Directions.
Reproduce every entry exactly, without alteration.

Stored records.
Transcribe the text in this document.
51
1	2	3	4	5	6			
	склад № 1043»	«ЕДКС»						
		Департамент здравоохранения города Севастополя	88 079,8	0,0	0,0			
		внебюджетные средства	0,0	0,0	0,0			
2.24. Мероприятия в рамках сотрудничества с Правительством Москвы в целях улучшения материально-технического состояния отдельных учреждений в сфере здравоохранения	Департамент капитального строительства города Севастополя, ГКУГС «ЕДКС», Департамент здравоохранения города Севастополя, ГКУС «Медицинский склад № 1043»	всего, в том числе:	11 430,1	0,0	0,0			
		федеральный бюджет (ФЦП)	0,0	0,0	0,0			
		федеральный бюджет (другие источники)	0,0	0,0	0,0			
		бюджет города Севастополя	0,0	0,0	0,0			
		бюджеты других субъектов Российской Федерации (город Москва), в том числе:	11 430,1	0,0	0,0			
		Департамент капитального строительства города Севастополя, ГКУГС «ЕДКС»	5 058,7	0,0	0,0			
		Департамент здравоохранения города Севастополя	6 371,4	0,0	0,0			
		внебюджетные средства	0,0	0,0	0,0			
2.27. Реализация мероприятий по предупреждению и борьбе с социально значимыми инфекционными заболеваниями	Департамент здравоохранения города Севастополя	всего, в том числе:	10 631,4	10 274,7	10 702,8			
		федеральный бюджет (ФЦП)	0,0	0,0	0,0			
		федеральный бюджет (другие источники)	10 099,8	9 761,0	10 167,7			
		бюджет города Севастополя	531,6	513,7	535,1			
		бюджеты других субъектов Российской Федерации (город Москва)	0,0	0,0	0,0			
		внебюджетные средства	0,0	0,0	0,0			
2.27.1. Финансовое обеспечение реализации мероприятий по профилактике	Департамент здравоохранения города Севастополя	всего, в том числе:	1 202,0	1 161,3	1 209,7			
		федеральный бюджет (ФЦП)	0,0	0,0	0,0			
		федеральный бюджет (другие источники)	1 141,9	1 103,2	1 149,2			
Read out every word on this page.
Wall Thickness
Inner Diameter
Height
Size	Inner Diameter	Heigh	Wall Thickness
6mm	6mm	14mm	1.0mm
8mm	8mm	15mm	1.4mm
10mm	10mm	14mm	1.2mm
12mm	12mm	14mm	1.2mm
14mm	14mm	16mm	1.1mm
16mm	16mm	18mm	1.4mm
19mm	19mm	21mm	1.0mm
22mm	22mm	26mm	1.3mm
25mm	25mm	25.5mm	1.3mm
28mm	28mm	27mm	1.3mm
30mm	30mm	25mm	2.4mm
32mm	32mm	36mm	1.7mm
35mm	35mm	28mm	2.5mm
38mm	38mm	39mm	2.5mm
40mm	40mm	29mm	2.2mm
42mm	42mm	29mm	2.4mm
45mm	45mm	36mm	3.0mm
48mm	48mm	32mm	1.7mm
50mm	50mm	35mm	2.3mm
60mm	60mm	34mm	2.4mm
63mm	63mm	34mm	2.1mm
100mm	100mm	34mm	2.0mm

Answer to the exercise.
Transcribe the text in this document.
51
1	2	3	4	5	6			
	склад № 1043»	«ЕДКС»						
		Департамент здравоохранения города Севастополя	88 079,8	0,0	0,0			
		внебюджетные средства	0,0	0,0	0,0			
2.24. Мероприятия в рамках сотрудничества с Правительством Москвы в целях улучшения материально-технического состояния отдельных учреждений в сфере здравоохранения	Департамент капитального строительства города Севастополя, ГКУГС «ЕДКС», Департамент здравоохранения города Севастополя, ГКУС «Медицинский склад № 1043»	всего, в том числе:	11 430,1	0,0	0,0			
		федеральный бюджет (ФЦП)	0,0	0,0	0,0			
		федеральный бюджет (другие источники)	0,0	0,0	0,0			
		бюджет города Севастополя	0,0	0,0	0,0			
		бюджеты других субъектов Российской Федерации (город Москва), в том числе:	11 430,1	0,0	0,0			
		Департамент капитального строительства города Севастополя, ГКУГС «ЕДКС»	5 058,7	0,0	0,0			
		Департамент здравоохранения города Севастополя	6 371,4	0,0	0,0			
		внебюджетные средства	0,0	0,0	0,0			
2.27. Реализация мероприятий по предупреждению и борьбе с социально значимыми инфекционными заболеваниями	Департамент здравоохранения города Севастополя	всего, в том числе:	10 631,4	10 274,7	10 702,8			
		федеральный бюджет (ФЦП)	0,0	0,0	0,0			
		федеральный бюджет (другие источники)	10 099,8	9 761,0	10 167,7			
		бюджет города Севастополя	531,6	513,7	535,1			
		бюджеты других субъектов Российской Федерации (город Москва)	0,0	0,0	0,0			
		внебюджетные средства	0,0	0,0	0,0			
2.27.1. Финансовое обеспечение реализации мероприятий по профилактике	Департамент здравоохранения города Севастополя	всего, в том числе:	1 202,0	1 161,3	1 209,7			
		федеральный бюджет (ФЦП)	0,0	0,0	0,0			
		федеральный бюджет (другие источники)	1 141,9	1 103,2	1 149,2			
Read out every word on this page.
Wall Thickness
Inner Diameter
Height
Size	Inner Diameter	Heigh	Wall Thickness
6mm	6mm	14mm	1.0mm
8mm	8mm	15mm	1.4mm
10mm	10mm	14mm	1.2mm
12mm	12mm	14mm	1.2mm
14mm	14mm	16mm	1.1mm
16mm	16mm	18mm	1.4mm
19mm	19mm	21mm	1.0mm
22mm	22mm	26mm	1.3mm
25mm	25mm	25.5mm	1.3mm
28mm	28mm	27mm	1.3mm
30mm	30mm	25mm	2.4mm
32mm	32mm	36mm	1.7mm
35mm	35mm	28mm	2.5mm
38mm	38mm	39mm	2.5mm
40mm	40mm	29mm	2.2mm
42mm	42mm	29mm	2.4mm
45mm	45mm	36mm	3.0mm
48mm	48mm	32mm	1.7mm
50mm	50mm	35mm	2.3mm
60mm	60mm	34mm	2.4mm
63mm	63mm	34mm	2.1mm
100mm	100mm	34mm	2.0mm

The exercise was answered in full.